> **Required work**
Of all the lines in the material, how many contain the word "waste"? State the number alone.

>> Begin Task input

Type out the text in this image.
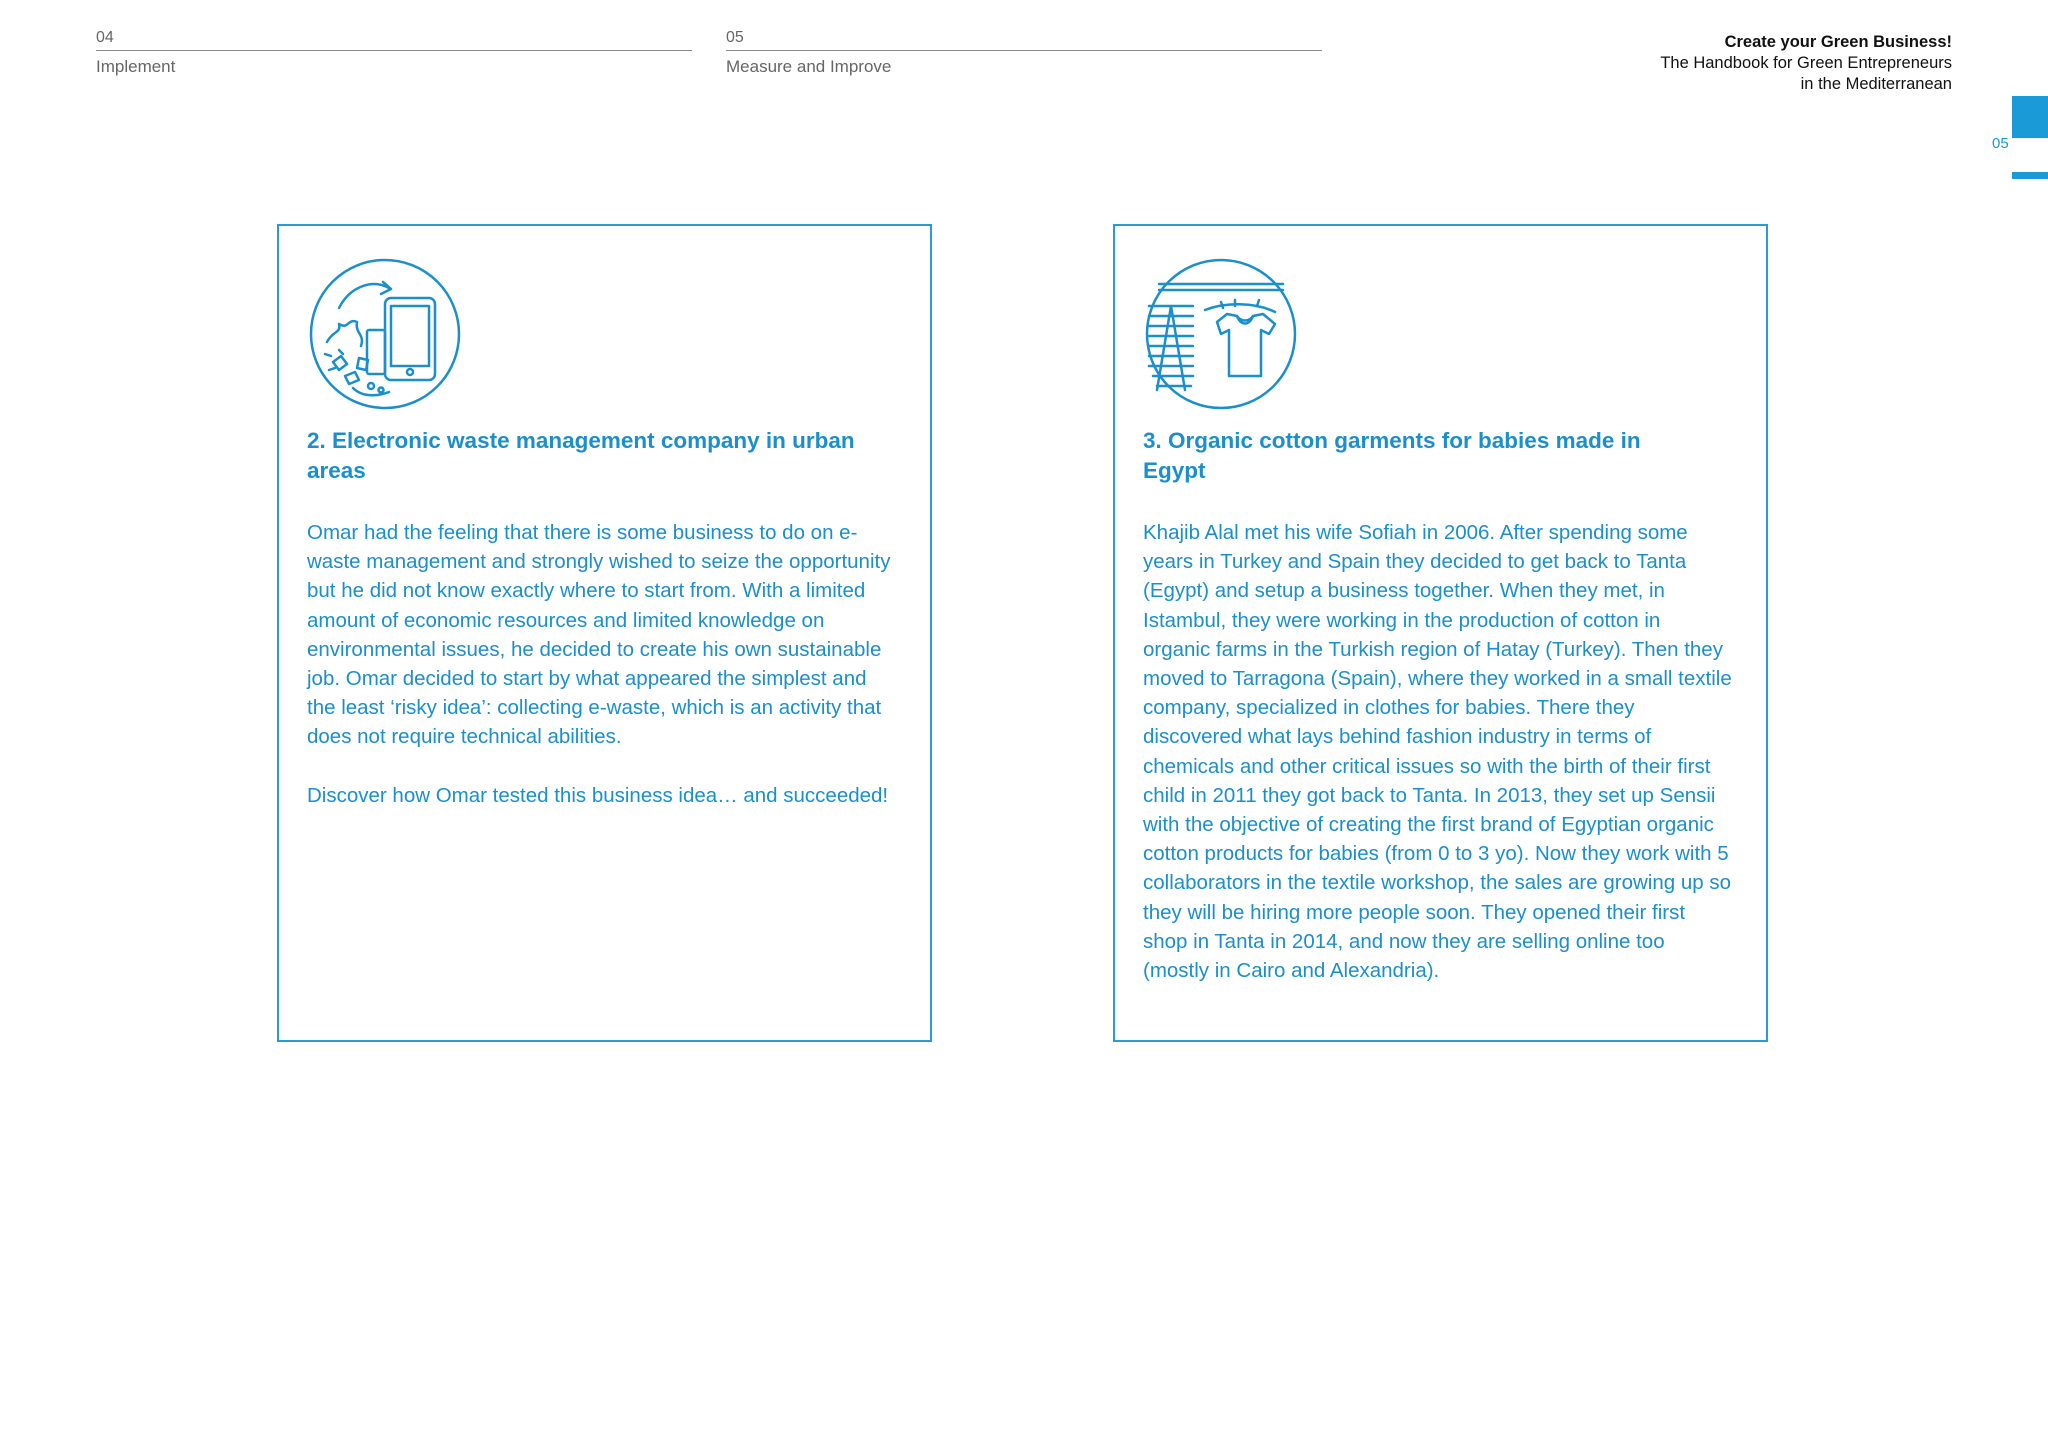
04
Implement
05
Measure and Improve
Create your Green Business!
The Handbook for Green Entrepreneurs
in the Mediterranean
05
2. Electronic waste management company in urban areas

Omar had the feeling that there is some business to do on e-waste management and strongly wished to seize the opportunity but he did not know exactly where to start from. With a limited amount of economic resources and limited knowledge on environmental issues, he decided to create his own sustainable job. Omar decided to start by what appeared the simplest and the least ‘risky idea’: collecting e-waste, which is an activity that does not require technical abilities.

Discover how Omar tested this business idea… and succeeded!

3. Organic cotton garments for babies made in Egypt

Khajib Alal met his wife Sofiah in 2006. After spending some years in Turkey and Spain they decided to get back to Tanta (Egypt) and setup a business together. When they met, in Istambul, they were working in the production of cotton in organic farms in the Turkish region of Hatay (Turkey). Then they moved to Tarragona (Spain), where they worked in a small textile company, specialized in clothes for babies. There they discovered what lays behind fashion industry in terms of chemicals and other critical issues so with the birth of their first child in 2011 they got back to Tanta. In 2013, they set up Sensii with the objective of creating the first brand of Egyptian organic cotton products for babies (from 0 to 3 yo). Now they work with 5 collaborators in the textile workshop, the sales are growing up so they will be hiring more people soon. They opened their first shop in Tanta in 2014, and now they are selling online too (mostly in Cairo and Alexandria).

>> End Task input
>> Begin Task input

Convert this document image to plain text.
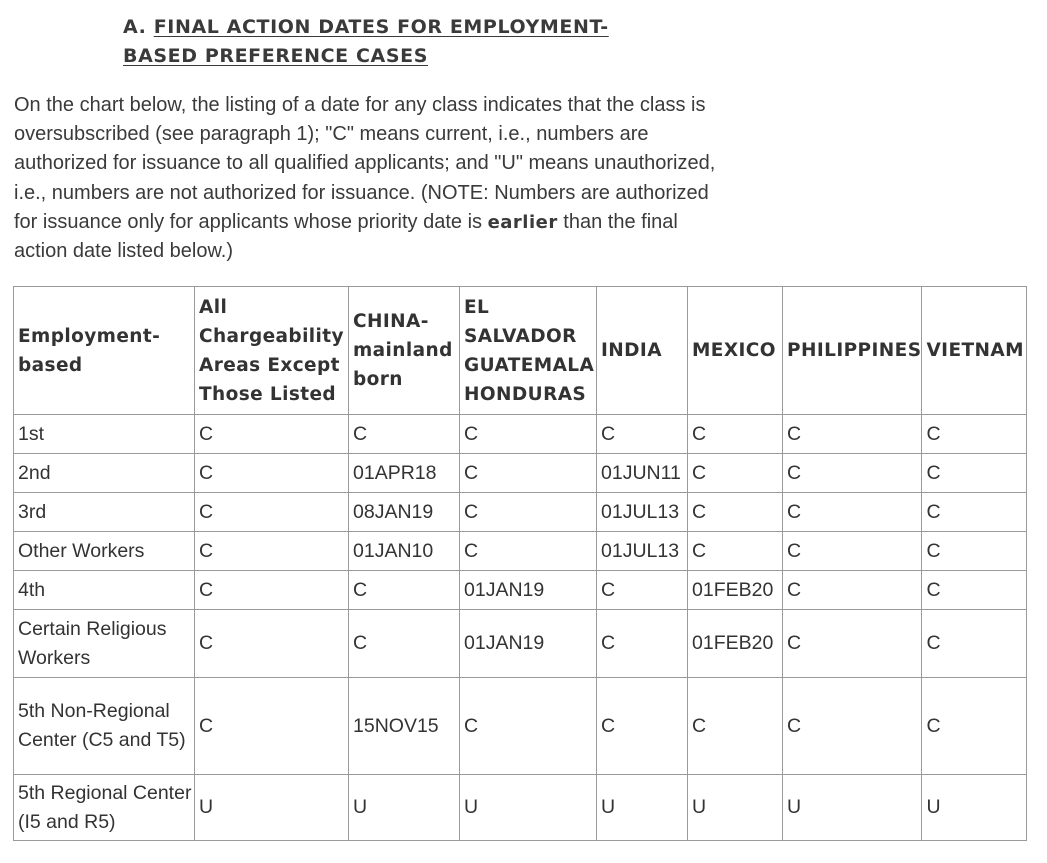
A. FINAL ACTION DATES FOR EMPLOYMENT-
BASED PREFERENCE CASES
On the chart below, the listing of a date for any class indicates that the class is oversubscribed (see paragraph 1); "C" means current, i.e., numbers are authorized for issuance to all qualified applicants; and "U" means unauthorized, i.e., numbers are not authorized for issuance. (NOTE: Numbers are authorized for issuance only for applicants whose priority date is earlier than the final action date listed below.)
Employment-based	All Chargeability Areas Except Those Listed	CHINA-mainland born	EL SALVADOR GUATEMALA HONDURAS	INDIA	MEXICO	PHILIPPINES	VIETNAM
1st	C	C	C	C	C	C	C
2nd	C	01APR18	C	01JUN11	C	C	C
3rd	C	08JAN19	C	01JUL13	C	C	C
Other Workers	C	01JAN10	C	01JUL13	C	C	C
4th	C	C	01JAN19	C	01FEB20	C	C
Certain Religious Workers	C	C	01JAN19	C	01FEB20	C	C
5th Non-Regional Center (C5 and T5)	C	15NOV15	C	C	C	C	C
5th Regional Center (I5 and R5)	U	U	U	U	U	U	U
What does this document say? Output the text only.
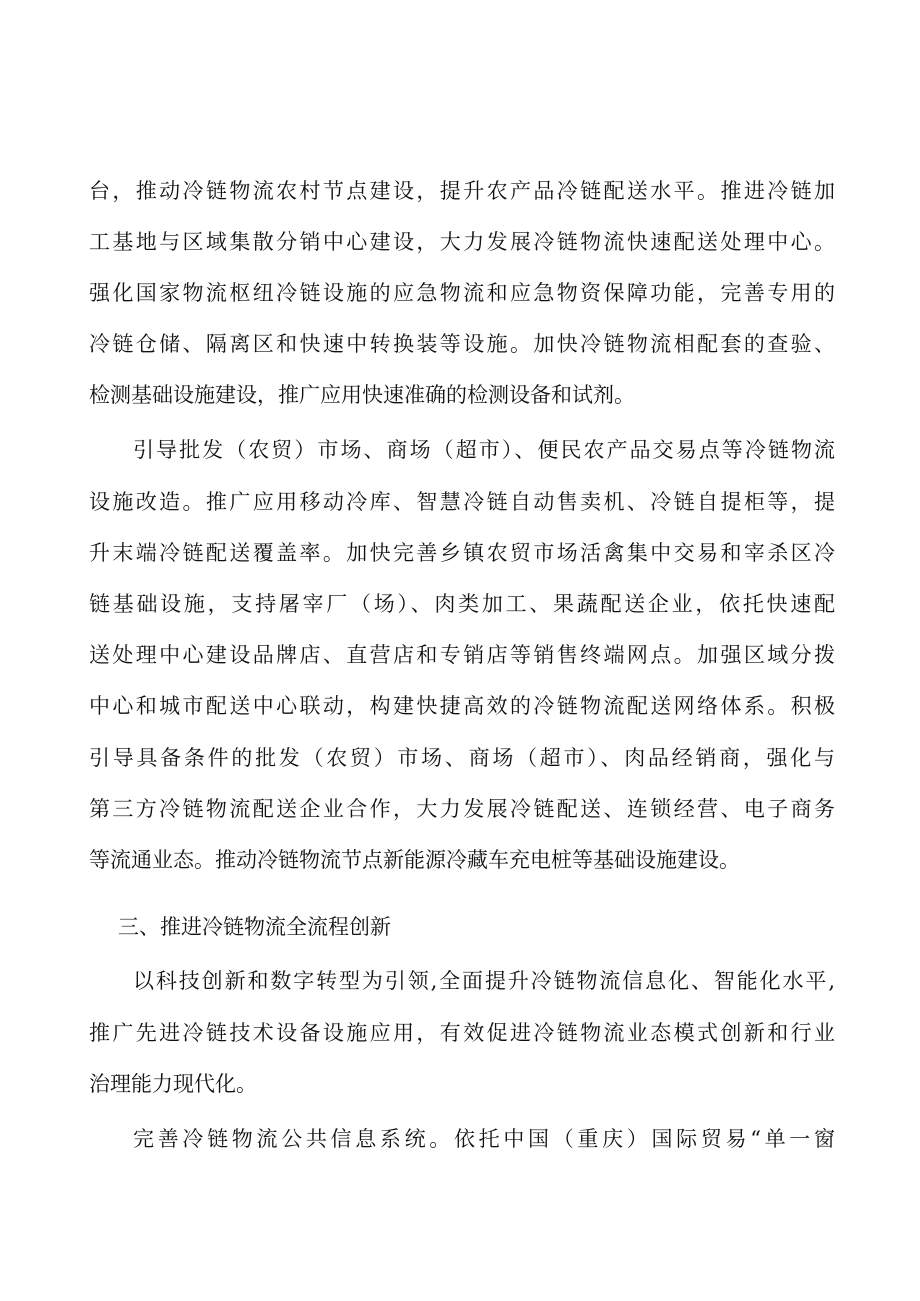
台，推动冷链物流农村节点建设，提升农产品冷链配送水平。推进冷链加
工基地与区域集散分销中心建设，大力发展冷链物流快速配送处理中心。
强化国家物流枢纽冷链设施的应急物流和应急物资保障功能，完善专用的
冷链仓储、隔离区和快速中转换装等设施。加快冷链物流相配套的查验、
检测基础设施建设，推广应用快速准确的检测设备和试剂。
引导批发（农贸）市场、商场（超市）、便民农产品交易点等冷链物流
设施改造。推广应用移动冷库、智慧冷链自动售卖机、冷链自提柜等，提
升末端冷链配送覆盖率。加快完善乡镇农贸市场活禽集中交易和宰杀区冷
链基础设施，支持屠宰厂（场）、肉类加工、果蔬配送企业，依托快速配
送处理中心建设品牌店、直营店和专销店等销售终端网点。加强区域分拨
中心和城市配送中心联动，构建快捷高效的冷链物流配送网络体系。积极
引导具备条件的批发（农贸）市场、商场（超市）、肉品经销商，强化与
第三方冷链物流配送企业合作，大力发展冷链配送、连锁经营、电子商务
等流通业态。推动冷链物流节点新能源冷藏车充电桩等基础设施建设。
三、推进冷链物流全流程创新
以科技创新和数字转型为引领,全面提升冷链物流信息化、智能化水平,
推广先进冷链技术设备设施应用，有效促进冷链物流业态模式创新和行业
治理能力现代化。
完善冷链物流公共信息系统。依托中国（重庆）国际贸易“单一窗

>> End Task input

> **Response for this exercise**
2